— Start Working data —

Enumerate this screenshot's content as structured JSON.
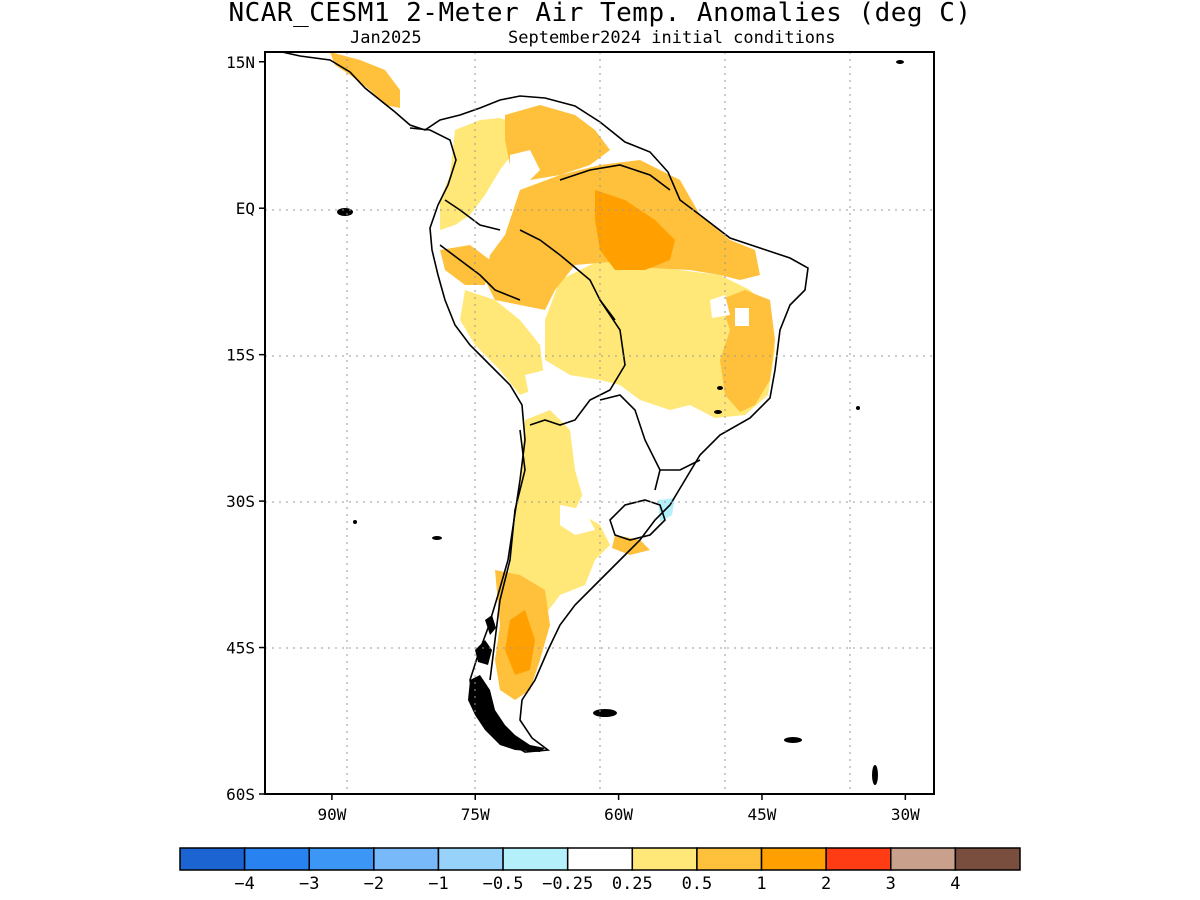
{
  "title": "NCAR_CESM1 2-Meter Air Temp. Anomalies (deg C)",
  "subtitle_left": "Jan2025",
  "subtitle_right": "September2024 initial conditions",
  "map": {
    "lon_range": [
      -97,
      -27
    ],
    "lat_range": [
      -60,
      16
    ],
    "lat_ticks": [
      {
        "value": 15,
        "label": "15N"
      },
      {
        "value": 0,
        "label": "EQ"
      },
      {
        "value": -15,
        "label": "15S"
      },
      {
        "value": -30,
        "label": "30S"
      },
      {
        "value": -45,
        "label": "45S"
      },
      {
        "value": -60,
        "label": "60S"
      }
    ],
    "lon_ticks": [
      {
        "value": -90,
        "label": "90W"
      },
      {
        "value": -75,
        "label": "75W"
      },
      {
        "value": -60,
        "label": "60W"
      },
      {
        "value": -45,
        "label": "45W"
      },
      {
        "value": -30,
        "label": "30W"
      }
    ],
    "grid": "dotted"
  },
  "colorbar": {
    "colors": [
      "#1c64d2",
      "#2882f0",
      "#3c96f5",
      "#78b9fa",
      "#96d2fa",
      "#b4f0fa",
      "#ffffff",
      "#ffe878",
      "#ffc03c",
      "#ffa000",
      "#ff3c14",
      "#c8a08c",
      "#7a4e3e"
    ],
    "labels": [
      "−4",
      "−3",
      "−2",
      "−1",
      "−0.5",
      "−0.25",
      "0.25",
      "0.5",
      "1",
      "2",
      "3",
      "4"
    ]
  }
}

— End Working data —
— Start Working data —

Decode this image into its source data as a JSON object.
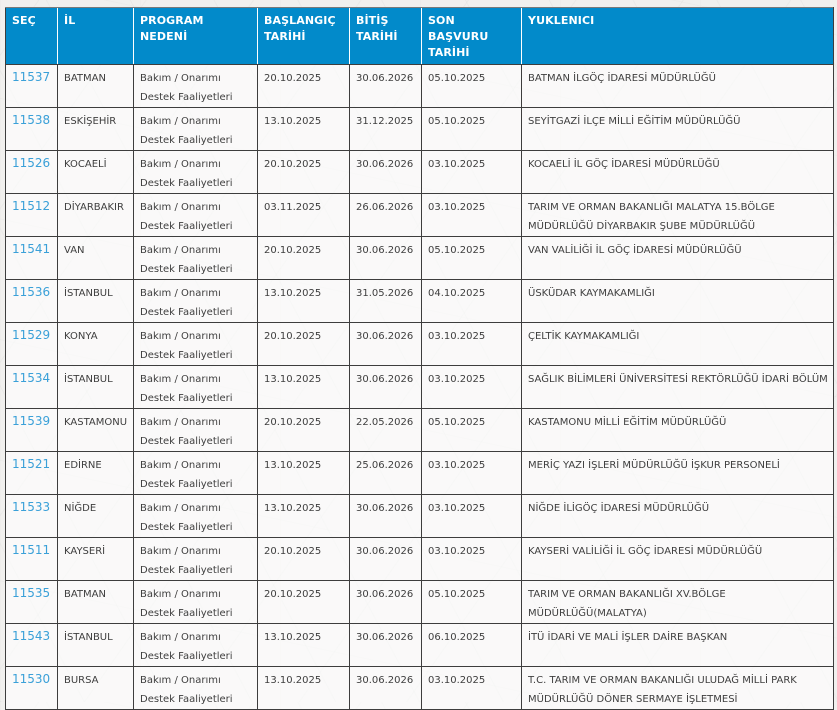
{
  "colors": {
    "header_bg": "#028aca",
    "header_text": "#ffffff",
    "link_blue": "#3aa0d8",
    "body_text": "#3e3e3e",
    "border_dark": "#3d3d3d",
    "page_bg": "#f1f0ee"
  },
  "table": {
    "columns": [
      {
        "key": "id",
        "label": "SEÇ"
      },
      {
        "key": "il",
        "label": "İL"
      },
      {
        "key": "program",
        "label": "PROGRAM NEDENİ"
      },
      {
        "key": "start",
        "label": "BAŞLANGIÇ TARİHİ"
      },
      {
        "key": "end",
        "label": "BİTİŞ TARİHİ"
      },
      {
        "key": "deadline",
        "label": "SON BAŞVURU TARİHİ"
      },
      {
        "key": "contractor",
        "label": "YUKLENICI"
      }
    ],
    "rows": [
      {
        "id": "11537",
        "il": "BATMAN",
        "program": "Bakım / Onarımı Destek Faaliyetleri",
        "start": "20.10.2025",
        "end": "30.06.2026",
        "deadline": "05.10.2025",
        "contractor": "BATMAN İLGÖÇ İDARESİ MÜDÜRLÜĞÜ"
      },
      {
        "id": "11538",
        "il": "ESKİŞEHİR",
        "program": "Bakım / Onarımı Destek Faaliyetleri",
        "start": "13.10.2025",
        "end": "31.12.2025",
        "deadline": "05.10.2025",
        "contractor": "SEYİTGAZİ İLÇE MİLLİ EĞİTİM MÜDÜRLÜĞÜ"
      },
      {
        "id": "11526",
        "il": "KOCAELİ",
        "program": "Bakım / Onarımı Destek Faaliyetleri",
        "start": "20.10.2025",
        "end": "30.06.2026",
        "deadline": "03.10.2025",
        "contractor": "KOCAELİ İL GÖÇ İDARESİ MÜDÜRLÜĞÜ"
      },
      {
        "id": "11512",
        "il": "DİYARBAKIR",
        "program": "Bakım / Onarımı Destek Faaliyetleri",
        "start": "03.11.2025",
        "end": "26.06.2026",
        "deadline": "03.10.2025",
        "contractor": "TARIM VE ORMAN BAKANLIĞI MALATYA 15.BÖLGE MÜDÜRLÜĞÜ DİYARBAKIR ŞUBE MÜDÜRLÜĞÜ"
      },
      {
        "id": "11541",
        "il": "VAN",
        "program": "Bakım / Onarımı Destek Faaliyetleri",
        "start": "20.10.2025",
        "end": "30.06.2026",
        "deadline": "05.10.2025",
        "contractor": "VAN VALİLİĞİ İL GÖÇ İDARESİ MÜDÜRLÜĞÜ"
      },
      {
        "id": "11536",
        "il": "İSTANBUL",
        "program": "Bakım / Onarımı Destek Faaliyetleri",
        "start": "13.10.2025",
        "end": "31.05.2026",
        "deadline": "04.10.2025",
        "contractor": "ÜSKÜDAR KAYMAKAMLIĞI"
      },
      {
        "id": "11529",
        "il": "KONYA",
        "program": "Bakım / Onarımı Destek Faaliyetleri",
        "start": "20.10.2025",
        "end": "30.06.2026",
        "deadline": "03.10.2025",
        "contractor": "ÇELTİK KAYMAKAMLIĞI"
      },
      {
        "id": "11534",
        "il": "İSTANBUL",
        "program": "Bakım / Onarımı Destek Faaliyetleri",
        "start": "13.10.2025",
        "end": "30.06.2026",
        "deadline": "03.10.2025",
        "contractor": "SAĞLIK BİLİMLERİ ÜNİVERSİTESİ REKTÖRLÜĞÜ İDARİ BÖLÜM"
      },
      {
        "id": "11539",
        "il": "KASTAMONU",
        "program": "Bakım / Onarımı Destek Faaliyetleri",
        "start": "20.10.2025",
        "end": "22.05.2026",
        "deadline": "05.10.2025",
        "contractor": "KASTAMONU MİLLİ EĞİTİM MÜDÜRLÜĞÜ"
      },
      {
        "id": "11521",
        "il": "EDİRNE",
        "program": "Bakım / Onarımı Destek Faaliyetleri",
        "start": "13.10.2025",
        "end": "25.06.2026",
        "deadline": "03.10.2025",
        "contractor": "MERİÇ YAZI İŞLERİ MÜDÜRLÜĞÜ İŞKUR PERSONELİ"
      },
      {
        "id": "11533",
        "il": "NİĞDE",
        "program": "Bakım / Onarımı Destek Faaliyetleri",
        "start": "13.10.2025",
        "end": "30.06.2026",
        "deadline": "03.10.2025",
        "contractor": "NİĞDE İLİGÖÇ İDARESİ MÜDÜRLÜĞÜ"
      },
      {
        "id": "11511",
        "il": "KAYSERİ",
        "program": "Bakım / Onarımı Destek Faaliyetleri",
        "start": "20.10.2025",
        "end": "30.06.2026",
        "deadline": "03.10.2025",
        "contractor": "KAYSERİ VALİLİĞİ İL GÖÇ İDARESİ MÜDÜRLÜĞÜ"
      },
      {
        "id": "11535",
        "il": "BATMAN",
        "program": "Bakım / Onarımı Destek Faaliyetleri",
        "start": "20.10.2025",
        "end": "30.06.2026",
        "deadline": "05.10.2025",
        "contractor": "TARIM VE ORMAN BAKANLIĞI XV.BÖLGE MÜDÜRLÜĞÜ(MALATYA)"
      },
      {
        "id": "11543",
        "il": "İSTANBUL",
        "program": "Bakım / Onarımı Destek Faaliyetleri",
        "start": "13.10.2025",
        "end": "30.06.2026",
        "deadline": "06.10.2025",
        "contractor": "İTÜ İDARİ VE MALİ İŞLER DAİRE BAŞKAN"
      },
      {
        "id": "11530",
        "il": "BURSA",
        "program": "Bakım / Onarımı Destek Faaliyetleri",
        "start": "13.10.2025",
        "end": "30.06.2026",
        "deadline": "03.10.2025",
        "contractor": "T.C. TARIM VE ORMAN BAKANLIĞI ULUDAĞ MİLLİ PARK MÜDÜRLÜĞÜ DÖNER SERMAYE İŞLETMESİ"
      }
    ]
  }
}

— End Working data —
— Start Working data —

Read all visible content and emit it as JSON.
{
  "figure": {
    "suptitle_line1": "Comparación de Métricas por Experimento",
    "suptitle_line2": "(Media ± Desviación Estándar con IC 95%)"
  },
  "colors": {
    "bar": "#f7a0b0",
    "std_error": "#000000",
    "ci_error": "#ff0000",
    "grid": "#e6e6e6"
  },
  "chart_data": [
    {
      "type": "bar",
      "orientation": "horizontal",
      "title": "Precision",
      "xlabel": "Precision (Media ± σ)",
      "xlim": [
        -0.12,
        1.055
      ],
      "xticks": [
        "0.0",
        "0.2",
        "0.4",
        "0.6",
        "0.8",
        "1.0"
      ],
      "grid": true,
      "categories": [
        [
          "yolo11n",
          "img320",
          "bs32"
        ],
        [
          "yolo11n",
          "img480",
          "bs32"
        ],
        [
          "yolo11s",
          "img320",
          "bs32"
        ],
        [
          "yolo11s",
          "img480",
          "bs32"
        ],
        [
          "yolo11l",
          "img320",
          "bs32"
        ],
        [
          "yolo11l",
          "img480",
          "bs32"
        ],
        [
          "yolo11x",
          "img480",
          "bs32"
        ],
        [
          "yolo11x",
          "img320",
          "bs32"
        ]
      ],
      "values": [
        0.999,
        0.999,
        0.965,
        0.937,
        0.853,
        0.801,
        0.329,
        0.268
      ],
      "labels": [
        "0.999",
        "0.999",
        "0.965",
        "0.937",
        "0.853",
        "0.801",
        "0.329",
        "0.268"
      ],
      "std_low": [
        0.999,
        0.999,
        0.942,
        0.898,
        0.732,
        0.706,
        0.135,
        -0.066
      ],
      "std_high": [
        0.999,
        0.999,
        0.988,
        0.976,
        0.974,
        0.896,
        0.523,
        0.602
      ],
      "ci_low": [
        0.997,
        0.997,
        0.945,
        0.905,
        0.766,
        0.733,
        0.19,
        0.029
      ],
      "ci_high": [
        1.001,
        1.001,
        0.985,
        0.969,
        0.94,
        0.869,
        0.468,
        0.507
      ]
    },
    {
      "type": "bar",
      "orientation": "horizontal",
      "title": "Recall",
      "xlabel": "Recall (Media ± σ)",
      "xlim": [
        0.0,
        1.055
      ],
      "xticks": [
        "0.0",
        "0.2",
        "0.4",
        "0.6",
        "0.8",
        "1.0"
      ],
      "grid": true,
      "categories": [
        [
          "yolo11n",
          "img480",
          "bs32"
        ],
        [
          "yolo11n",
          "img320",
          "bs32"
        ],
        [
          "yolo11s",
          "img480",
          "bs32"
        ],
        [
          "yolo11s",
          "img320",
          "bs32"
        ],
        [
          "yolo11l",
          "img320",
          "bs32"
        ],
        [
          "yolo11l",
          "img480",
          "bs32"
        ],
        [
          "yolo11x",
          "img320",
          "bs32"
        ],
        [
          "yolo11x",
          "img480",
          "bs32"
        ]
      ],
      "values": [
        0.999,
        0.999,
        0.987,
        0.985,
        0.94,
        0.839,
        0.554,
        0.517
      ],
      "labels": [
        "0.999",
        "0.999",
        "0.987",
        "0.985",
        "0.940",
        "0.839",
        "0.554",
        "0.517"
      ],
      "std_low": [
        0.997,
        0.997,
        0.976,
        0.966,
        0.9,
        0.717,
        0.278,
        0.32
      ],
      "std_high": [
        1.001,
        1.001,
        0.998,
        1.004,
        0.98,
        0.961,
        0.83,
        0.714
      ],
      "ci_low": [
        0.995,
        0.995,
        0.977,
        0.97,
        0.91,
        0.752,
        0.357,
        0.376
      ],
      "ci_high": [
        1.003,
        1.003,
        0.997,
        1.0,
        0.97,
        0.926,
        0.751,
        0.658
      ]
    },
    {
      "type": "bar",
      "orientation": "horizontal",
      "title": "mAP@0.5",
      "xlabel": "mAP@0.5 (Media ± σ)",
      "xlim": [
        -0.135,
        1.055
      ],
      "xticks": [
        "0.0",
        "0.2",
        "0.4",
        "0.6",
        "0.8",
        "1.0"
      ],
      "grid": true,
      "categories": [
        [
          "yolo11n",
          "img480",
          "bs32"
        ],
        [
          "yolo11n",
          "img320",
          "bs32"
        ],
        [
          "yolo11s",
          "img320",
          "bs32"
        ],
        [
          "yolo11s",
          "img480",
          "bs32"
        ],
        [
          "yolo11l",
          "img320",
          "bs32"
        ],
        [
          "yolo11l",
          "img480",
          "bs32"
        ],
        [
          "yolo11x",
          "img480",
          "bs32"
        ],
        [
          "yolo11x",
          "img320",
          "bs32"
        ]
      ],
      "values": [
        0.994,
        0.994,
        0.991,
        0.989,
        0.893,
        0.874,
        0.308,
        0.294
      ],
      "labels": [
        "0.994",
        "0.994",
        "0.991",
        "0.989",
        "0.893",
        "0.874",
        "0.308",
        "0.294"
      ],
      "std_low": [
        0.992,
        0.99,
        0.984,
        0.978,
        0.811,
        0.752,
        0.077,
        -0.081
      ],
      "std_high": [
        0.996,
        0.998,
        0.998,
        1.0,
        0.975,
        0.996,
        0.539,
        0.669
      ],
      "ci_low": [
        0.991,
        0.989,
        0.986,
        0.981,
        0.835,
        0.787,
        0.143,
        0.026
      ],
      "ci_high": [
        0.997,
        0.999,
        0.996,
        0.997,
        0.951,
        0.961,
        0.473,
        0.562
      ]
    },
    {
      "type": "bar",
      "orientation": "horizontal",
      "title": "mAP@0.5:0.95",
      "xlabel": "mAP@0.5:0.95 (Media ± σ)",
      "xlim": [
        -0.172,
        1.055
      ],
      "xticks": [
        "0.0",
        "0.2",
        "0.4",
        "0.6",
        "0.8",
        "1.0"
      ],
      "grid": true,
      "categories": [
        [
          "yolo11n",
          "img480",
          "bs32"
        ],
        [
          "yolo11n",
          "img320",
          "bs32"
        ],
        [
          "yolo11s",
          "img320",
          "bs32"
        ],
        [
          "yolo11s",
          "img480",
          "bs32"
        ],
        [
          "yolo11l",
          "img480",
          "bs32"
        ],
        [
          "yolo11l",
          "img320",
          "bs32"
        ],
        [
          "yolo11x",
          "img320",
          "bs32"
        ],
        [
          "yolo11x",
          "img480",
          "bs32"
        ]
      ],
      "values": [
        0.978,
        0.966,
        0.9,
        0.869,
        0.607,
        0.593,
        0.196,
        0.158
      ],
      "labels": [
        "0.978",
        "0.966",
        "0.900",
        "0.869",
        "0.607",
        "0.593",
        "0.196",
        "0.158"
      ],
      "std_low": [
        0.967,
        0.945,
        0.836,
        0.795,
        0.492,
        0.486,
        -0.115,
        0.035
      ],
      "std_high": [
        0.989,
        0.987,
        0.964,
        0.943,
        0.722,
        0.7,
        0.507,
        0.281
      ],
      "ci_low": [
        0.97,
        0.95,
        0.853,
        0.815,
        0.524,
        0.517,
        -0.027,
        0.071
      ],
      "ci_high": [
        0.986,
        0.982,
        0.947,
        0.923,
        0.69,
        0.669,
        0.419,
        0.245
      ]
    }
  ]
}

— End Working data —

#### Given task:
Using the records above, select and copy every line that has the word "content".

#### Result of this exercise:
Enumerate this screenshot's content as structured JSON.
Read all visible content and emit it as JSON.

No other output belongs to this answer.